→ **Work required**:
Review the material line by line. Identify and copy every line that contains the string "TradingView".

→ **Dataset records**:
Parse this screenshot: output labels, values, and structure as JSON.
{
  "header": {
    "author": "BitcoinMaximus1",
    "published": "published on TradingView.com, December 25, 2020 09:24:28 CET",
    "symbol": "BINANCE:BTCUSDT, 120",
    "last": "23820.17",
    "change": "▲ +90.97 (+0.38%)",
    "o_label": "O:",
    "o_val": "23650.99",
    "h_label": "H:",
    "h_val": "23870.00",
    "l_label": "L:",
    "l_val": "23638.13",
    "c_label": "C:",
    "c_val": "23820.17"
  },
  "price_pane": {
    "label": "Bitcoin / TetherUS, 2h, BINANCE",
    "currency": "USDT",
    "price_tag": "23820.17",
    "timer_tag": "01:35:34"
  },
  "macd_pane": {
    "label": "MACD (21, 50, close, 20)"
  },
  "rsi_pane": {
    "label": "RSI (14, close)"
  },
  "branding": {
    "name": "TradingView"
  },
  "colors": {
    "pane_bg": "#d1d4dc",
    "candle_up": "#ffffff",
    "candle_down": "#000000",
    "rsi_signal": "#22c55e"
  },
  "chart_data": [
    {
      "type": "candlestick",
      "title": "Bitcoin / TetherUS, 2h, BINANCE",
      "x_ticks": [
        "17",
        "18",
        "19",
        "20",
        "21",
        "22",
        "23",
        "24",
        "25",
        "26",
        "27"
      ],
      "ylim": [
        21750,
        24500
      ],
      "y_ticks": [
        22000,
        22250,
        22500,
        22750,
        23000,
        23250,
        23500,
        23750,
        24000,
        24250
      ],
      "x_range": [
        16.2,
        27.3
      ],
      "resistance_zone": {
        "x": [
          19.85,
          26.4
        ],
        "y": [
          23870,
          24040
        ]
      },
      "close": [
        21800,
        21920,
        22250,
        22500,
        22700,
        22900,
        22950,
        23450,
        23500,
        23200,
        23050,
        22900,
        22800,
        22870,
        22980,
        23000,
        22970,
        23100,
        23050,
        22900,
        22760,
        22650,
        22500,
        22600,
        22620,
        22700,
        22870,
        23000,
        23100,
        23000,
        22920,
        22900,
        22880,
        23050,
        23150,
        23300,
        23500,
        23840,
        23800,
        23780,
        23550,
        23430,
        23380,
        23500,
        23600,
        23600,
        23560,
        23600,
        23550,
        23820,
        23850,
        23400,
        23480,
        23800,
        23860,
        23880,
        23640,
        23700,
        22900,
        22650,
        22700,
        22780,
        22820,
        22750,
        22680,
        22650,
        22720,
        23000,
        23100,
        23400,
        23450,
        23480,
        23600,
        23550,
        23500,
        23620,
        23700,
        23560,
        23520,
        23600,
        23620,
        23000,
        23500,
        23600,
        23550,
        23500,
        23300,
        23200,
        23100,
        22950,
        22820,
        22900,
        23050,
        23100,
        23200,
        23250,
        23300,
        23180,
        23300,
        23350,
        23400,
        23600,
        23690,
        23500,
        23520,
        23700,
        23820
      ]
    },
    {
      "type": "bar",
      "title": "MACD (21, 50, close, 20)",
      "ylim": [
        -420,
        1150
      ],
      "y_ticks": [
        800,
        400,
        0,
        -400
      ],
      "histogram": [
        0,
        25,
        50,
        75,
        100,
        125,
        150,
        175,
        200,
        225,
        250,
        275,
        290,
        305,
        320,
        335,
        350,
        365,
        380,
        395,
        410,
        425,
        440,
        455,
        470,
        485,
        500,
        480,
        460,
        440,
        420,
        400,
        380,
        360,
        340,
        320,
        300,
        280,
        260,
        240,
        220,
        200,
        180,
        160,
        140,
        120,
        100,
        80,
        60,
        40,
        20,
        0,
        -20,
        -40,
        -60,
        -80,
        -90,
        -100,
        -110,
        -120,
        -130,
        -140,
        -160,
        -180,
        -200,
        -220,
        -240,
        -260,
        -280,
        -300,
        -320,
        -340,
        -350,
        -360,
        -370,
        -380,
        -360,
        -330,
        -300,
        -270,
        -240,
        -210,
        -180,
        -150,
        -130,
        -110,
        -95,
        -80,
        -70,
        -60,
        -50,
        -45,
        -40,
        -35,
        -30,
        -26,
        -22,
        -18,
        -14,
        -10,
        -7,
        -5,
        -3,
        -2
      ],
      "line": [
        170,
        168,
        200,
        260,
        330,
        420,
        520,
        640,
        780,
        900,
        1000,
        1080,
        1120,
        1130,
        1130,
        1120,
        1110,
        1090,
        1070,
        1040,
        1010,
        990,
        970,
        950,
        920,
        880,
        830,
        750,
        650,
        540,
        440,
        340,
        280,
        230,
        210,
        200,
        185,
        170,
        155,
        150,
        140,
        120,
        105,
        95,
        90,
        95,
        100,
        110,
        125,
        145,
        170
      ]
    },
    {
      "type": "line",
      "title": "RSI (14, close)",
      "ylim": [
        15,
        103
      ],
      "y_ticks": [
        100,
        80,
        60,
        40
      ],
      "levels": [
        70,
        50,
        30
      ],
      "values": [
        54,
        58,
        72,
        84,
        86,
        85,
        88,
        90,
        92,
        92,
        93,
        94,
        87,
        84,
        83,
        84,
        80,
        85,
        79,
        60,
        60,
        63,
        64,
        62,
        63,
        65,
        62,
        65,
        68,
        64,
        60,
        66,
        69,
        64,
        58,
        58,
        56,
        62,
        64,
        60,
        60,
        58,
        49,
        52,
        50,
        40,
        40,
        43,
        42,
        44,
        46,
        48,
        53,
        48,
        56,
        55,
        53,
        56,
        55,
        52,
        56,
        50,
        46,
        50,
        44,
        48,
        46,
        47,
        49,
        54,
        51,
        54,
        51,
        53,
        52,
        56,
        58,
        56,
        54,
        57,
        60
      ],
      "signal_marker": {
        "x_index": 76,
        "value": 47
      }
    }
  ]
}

→ **Reply**:
    "published": "published on TradingView.com, December 25, 2020 09:24:28 CET",
    "name": "TradingView"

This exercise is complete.